* Exercise: Give the number of lines containing the word "this" and nothing more.
*** Input material
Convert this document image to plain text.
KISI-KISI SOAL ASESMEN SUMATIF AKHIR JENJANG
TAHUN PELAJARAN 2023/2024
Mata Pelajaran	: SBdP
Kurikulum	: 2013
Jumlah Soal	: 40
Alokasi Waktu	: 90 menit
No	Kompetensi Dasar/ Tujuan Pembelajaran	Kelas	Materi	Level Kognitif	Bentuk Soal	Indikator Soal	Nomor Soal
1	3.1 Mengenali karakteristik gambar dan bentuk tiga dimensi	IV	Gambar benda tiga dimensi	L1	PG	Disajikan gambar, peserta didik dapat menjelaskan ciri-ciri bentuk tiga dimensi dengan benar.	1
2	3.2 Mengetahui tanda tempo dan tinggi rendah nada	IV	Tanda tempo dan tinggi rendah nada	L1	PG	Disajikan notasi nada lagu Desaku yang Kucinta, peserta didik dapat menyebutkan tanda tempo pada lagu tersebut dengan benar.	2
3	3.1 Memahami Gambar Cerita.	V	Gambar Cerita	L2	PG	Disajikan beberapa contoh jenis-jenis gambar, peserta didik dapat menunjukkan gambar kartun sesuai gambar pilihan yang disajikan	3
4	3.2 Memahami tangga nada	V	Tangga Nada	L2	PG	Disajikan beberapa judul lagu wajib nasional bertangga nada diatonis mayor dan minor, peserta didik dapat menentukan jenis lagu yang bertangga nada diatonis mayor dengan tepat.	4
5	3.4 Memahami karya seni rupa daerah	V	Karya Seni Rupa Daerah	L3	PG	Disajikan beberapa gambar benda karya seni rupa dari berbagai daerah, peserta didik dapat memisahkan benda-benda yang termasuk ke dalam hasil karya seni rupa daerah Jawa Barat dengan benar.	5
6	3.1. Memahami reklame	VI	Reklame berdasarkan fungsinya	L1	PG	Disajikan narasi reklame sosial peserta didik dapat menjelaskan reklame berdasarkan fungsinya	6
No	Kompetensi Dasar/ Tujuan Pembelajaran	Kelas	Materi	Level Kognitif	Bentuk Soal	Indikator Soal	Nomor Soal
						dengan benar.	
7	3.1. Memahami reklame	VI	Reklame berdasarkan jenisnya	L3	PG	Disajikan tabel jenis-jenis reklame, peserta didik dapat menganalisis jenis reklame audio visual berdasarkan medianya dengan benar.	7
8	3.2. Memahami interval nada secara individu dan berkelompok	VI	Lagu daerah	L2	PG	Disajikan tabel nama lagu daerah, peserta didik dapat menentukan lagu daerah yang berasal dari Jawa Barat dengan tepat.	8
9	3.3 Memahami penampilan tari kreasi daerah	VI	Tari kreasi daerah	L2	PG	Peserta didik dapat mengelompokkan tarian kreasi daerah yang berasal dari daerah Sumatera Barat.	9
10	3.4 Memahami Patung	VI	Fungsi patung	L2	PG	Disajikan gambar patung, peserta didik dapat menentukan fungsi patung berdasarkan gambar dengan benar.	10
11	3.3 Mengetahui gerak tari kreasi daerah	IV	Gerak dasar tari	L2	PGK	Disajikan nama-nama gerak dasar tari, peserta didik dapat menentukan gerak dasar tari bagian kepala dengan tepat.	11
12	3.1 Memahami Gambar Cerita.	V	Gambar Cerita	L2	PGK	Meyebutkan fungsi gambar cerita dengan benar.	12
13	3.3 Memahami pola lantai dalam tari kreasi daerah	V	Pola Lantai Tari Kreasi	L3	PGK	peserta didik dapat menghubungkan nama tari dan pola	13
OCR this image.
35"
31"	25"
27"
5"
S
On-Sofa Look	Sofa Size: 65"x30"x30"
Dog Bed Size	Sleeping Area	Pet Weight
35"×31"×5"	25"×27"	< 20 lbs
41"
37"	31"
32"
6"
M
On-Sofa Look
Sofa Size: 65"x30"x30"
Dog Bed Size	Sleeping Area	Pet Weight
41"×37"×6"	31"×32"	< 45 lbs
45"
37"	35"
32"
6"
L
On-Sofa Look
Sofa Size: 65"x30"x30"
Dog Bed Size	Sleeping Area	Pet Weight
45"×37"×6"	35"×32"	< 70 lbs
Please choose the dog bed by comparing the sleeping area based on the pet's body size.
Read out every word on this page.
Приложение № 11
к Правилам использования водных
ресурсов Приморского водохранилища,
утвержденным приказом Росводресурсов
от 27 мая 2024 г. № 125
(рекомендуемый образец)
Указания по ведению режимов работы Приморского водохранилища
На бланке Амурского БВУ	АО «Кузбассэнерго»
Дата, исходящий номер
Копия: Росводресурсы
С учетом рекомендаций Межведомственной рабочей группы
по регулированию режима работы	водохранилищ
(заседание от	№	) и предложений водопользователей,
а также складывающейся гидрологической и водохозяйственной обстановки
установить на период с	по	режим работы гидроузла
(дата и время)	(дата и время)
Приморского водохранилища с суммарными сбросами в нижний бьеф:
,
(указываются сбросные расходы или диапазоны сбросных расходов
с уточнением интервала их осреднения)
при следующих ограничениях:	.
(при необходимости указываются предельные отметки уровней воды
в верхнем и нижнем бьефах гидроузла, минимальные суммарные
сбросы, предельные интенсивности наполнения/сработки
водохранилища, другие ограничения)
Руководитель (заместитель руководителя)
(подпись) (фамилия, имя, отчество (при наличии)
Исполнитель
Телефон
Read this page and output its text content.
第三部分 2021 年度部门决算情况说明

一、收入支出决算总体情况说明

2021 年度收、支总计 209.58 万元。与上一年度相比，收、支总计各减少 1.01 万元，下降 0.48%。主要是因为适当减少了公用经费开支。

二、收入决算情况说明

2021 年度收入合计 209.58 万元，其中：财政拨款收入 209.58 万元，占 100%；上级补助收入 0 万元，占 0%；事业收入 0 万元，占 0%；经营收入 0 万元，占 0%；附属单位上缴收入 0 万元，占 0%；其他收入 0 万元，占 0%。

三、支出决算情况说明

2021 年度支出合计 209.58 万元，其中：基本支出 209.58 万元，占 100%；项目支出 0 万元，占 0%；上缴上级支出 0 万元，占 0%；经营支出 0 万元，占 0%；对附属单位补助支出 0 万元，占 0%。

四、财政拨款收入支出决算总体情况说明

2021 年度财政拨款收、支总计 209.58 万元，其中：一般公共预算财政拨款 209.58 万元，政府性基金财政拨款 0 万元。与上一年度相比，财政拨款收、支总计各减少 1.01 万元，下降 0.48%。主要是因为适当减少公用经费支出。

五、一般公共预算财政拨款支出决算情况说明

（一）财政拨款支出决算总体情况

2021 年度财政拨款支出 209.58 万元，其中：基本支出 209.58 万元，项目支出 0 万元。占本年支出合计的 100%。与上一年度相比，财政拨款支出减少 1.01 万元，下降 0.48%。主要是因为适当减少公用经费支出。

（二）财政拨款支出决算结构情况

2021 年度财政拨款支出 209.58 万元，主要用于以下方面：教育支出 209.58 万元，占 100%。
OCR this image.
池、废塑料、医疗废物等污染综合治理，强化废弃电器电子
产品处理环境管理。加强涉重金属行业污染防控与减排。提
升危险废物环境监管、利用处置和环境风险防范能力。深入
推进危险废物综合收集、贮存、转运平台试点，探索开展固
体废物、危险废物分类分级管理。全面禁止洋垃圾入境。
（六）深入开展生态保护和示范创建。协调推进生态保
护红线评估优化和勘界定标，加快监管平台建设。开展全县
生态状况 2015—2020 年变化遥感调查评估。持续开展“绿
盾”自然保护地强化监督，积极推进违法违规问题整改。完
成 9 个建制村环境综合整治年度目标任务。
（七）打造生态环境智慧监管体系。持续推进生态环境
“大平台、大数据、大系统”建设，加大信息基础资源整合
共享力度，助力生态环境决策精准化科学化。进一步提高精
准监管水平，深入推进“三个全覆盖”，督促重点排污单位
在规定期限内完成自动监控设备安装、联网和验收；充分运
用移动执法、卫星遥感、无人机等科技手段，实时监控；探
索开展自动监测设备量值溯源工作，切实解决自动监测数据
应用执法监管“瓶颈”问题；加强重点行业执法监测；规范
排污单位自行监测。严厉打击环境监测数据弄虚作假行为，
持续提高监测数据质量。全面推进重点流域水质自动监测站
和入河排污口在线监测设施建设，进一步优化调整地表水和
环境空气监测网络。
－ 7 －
******
* Task response: 5